* **Set task 1**
Can you shorten the paragraph of the blog post that begins "Now if you have read my previous post" while keeping its main facts?

-- Start Passage given --

Hello there, labyrinth dwellers—welcome back to another post! Today, over at my new feature; Labyrinth Lore, I’m so excited to present you my author interview with Sangu Mandanna. Keep reading for more!
Now if you have read my previous post reviewing Kiki Kallira Breaks a Kingdom (see here), you’d know how much I adored it! And today, joining me, is the wonderful Sangu Mandanna, author of Kiki Kallira Breaks a Kingdom. We talk about her mythical inspirations for the series, found family and witches! Make sure to check out her middle grade series; Kiki Kallira Breaks a Kingdom and the recently released Kiki Kallira Conquers a Curse.
This thrilling sequel to Kiki Kallira Breaks a Kingdom reimagines classic mythology for today’s readers who love action and adventure!
With just a flick of her pencil, Kiki can bring her drawings of Indian legends to life… but when a mysterious curse threatens her newly created kingdom and friends, how can she use her powers to save them?

-- End Passage given --
-- Start Items --

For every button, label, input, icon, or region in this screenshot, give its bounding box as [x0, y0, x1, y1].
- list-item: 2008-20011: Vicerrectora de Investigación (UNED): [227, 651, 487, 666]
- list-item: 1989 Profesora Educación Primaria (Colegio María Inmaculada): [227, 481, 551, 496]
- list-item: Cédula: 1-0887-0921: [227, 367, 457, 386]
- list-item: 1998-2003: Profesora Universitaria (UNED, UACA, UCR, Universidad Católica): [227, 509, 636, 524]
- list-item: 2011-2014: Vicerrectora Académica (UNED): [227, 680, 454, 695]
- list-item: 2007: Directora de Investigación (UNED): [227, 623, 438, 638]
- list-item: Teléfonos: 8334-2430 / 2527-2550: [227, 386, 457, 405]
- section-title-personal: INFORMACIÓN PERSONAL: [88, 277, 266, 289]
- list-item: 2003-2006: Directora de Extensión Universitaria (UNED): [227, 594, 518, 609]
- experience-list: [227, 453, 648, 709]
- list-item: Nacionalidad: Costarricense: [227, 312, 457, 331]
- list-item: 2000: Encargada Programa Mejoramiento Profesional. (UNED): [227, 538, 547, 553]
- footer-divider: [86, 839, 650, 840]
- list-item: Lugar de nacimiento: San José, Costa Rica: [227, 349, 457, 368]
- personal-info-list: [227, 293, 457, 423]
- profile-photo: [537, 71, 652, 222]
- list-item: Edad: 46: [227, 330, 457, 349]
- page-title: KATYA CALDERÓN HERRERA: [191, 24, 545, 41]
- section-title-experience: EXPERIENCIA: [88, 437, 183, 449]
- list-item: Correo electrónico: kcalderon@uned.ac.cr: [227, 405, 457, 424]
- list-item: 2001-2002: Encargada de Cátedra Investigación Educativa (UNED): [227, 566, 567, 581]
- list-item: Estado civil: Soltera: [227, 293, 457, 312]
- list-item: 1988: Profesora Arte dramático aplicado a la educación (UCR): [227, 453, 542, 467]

-- End Items --

* **Set task 2**
Which entries above contain the string "Directora"? Locate every line that does and copy it; case counts.

* **Written reply 1**
The blogger's earlier review shows how much they adored Kiki Kallira Breaks a Kingdom. Its author, Sangu Mandanna, joins the blog to talk about her mythical inspirations for the series, found family, and witches. Readers are urged to check out her middle grade series: Kiki Kallira Breaks a Kingdom and the recently released Kiki Kallira Conquers a Curse.

* **Written reply 2**
- list-item: 2007: Directora de Investigación (UNED): [227, 623, 438, 638]
- list-item: 2003-2006: Directora de Extensión Universitaria (UNED): [227, 594, 518, 609]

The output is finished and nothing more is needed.